** START OF Records for the task **
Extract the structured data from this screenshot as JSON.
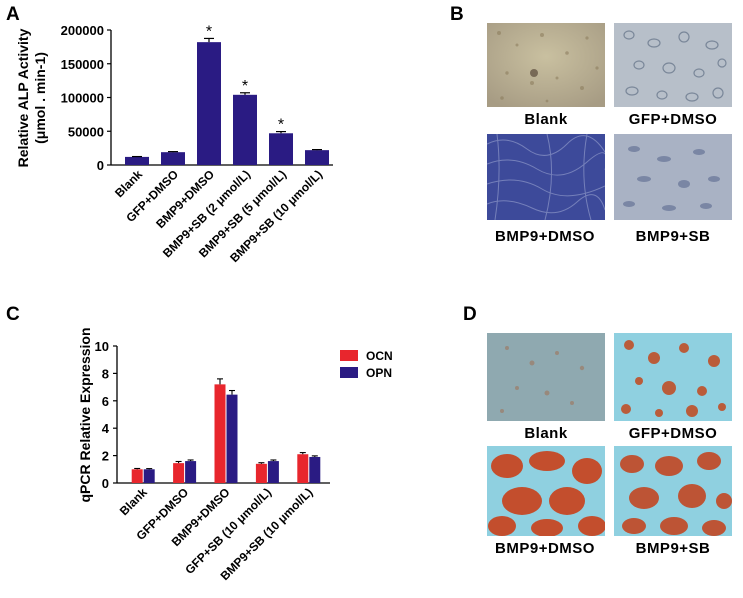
{
  "panels": {
    "a": "A",
    "b": "B",
    "c": "C",
    "d": "D"
  },
  "chart_data": [
    {
      "type": "bar",
      "panel": "A",
      "ylabel": "Relative ALP Activity",
      "ylabel2": "(μmol . min-1)",
      "ylim": [
        0,
        200000
      ],
      "yticks": [
        0,
        50000,
        100000,
        150000,
        200000
      ],
      "categories": [
        "Blank",
        "GFP+DMSO",
        "BMP9+DMSO",
        "BMP9+SB (2 μmol/L)",
        "BMP9+SB (5 μmol/L)",
        "BMP9+SB (10 μmol/L)"
      ],
      "values": [
        12000,
        19000,
        182000,
        104000,
        47000,
        22000
      ],
      "errors": [
        500,
        800,
        5500,
        3000,
        2500,
        800
      ],
      "significance": [
        "",
        "",
        "*",
        "*",
        "*",
        ""
      ],
      "color": "#2a1b83"
    },
    {
      "type": "bar",
      "panel": "C",
      "ylabel": "qPCR Relative Expression",
      "ylim": [
        0,
        10
      ],
      "yticks": [
        0,
        2,
        4,
        6,
        8,
        10
      ],
      "categories": [
        "Blank",
        "GFP+DMSO",
        "BMP9+DMSO",
        "GFP+SB (10 μmol/L)",
        "BMP9+SB (10 μmol/L)"
      ],
      "series": [
        {
          "name": "OCN",
          "values": [
            1.0,
            1.45,
            7.2,
            1.4,
            2.1
          ],
          "errors": [
            0.06,
            0.12,
            0.4,
            0.08,
            0.12
          ],
          "color": "#e8262d"
        },
        {
          "name": "OPN",
          "values": [
            1.0,
            1.6,
            6.45,
            1.6,
            1.9
          ],
          "errors": [
            0.05,
            0.08,
            0.3,
            0.08,
            0.08
          ],
          "color": "#2a1b83"
        }
      ]
    }
  ],
  "micrographs": {
    "b": [
      "Blank",
      "GFP+DMSO",
      "BMP9+DMSO",
      "BMP9+SB"
    ],
    "d": [
      "Blank",
      "GFP+DMSO",
      "BMP9+DMSO",
      "BMP9+SB"
    ]
  },
  "colors": {
    "bar": "#2a1b83",
    "ocn": "#e8262d",
    "opn": "#2a1b83"
  }
}
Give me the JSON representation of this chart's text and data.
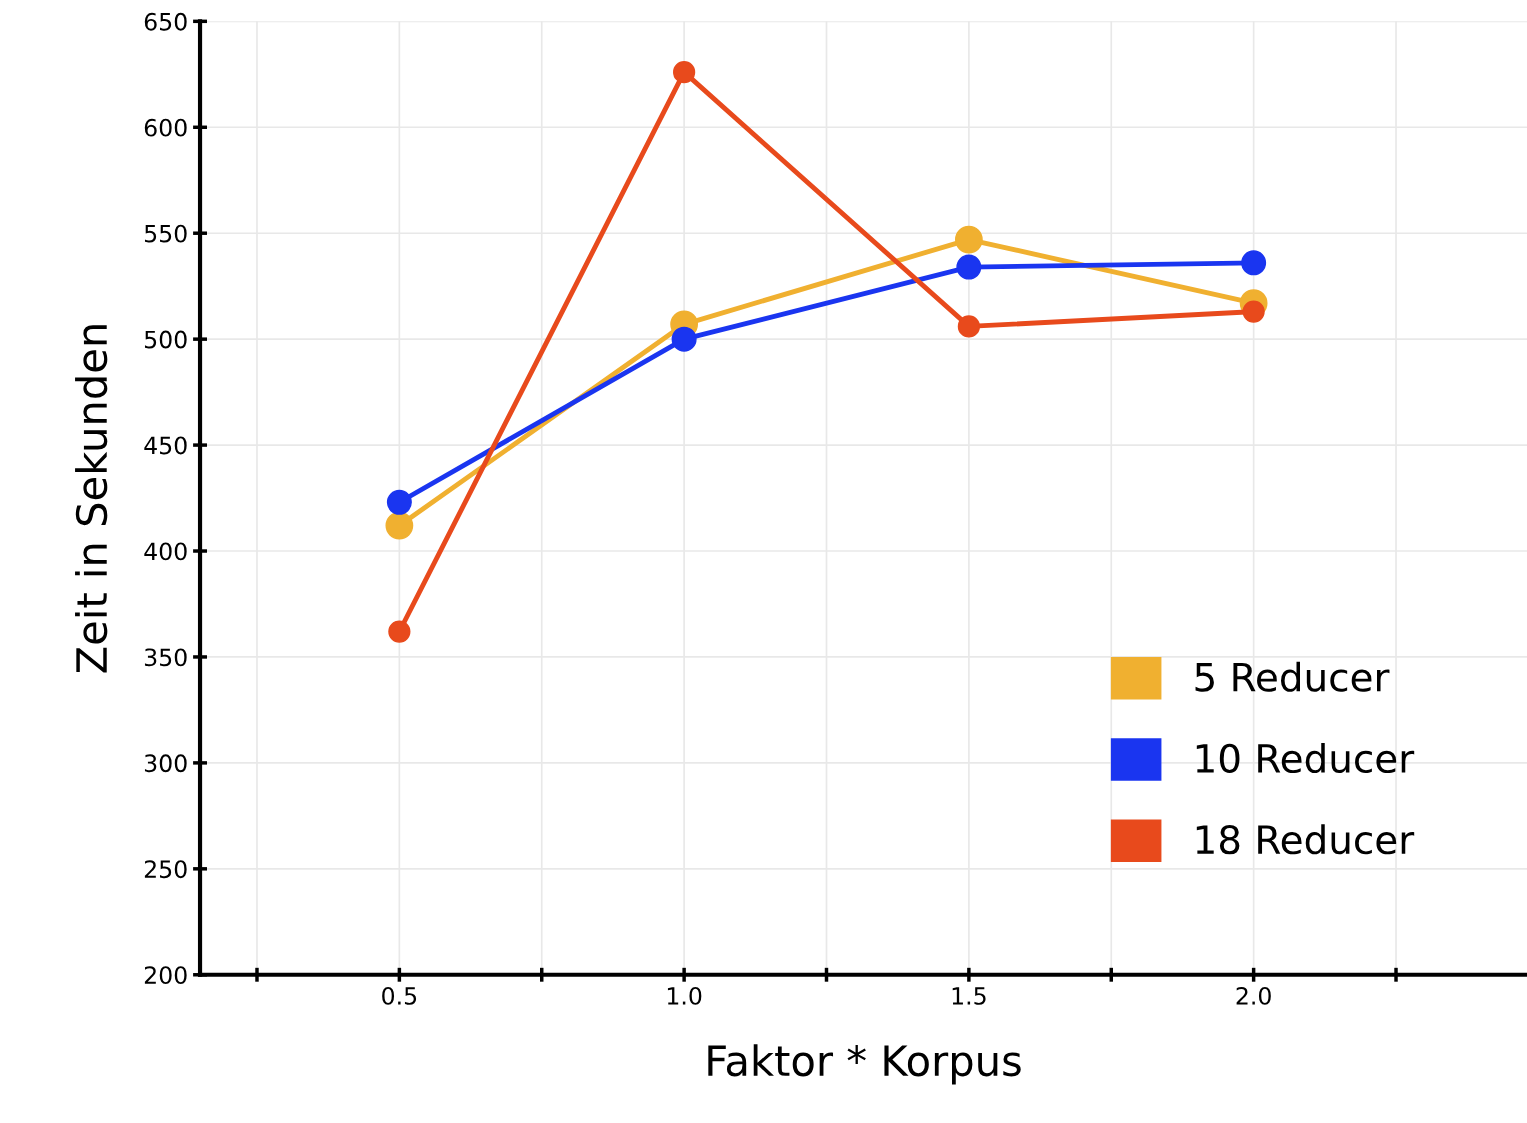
{
  "chart_data": {
    "type": "line",
    "xlabel": "Faktor * Korpus",
    "ylabel": "Zeit in Sekunden",
    "x": [
      0.5,
      1.0,
      1.5,
      2.0
    ],
    "series": [
      {
        "name": "5 Reducer",
        "color": "#f0b030",
        "values": [
          412,
          507,
          547,
          517
        ]
      },
      {
        "name": "10 Reducer",
        "color": "#1a35f0",
        "values": [
          423,
          500,
          534,
          536
        ]
      },
      {
        "name": "18 Reducer",
        "color": "#e84a1c",
        "values": [
          362,
          626,
          506,
          513
        ]
      }
    ],
    "xlim": [
      0.15,
      2.48
    ],
    "xticks": [
      {
        "value": 0.25,
        "label": null
      },
      {
        "value": 0.5,
        "label": "0.5"
      },
      {
        "value": 0.75,
        "label": null
      },
      {
        "value": 1.0,
        "label": "1.0"
      },
      {
        "value": 1.25,
        "label": null
      },
      {
        "value": 1.5,
        "label": "1.5"
      },
      {
        "value": 1.75,
        "label": null
      },
      {
        "value": 2.0,
        "label": "2.0"
      },
      {
        "value": 2.25,
        "label": null
      }
    ],
    "ylim": [
      200,
      650
    ],
    "yticks": [
      200,
      250,
      300,
      350,
      400,
      450,
      500,
      550,
      600,
      650
    ],
    "grid": true,
    "legend": "lower right",
    "marker": "circle",
    "line_style": "solid"
  }
}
** END OF Records for the task **
**What the task asks:** Write out each entry exactly as given, but skip the pictures.

**Exercise answer:**
Extract the structured data from this screenshot as JSON.
{
  "panels": {
    "a": "A",
    "b": "B",
    "c": "C",
    "d": "D"
  },
  "chart_data": [
    {
      "type": "bar",
      "panel": "A",
      "ylabel": "Relative ALP Activity",
      "ylabel2": "(μmol . min-1)",
      "ylim": [
        0,
        200000
      ],
      "yticks": [
        0,
        50000,
        100000,
        150000,
        200000
      ],
      "categories": [
        "Blank",
        "GFP+DMSO",
        "BMP9+DMSO",
        "BMP9+SB (2 μmol/L)",
        "BMP9+SB (5 μmol/L)",
        "BMP9+SB (10 μmol/L)"
      ],
      "values": [
        12000,
        19000,
        182000,
        104000,
        47000,
        22000
      ],
      "errors": [
        500,
        800,
        5500,
        3000,
        2500,
        800
      ],
      "significance": [
        "",
        "",
        "*",
        "*",
        "*",
        ""
      ],
      "color": "#2a1b83"
    },
    {
      "type": "bar",
      "panel": "C",
      "ylabel": "qPCR Relative Expression",
      "ylim": [
        0,
        10
      ],
      "yticks": [
        0,
        2,
        4,
        6,
        8,
        10
      ],
      "categories": [
        "Blank",
        "GFP+DMSO",
        "BMP9+DMSO",
        "GFP+SB (10 μmol/L)",
        "BMP9+SB (10 μmol/L)"
      ],
      "series": [
        {
          "name": "OCN",
          "values": [
            1.0,
            1.45,
            7.2,
            1.4,
            2.1
          ],
          "errors": [
            0.06,
            0.12,
            0.4,
            0.08,
            0.12
          ],
          "color": "#e8262d"
        },
        {
          "name": "OPN",
          "values": [
            1.0,
            1.6,
            6.45,
            1.6,
            1.9
          ],
          "errors": [
            0.05,
            0.08,
            0.3,
            0.08,
            0.08
          ],
          "color": "#2a1b83"
        }
      ]
    }
  ],
  "micrographs": {
    "b": [
      "Blank",
      "GFP+DMSO",
      "BMP9+DMSO",
      "BMP9+SB"
    ],
    "d": [
      "Blank",
      "GFP+DMSO",
      "BMP9+DMSO",
      "BMP9+SB"
    ]
  },
  "colors": {
    "bar": "#2a1b83",
    "ocn": "#e8262d",
    "opn": "#2a1b83"
  }
}
Give me the JSON representation of this chart's text and data.
{
  "chart_data": {
    "type": "line",
    "xlabel": "Faktor * Korpus",
    "ylabel": "Zeit in Sekunden",
    "x": [
      0.5,
      1.0,
      1.5,
      2.0
    ],
    "series": [
      {
        "name": "5 Reducer",
        "color": "#f0b030",
        "values": [
          412,
          507,
          547,
          517
        ]
      },
      {
        "name": "10 Reducer",
        "color": "#1a35f0",
        "values": [
          423,
          500,
          534,
          536
        ]
      },
      {
        "name": "18 Reducer",
        "color": "#e84a1c",
        "values": [
          362,
          626,
          506,
          513
        ]
      }
    ],
    "xlim": [
      0.15,
      2.48
    ],
    "xticks": [
      {
        "value": 0.25,
        "label": null
      },
      {
        "value": 0.5,
        "label": "0.5"
      },
      {
        "value": 0.75,
        "label": null
      },
      {
        "value": 1.0,
        "label": "1.0"
      },
      {
        "value": 1.25,
        "label": null
      },
      {
        "value": 1.5,
        "label": "1.5"
      },
      {
        "value": 1.75,
        "label": null
      },
      {
        "value": 2.0,
        "label": "2.0"
      },
      {
        "value": 2.25,
        "label": null
      }
    ],
    "ylim": [
      200,
      650
    ],
    "yticks": [
      200,
      250,
      300,
      350,
      400,
      450,
      500,
      550,
      600,
      650
    ],
    "grid": true,
    "legend": "lower right",
    "marker": "circle",
    "line_style": "solid"
  }
}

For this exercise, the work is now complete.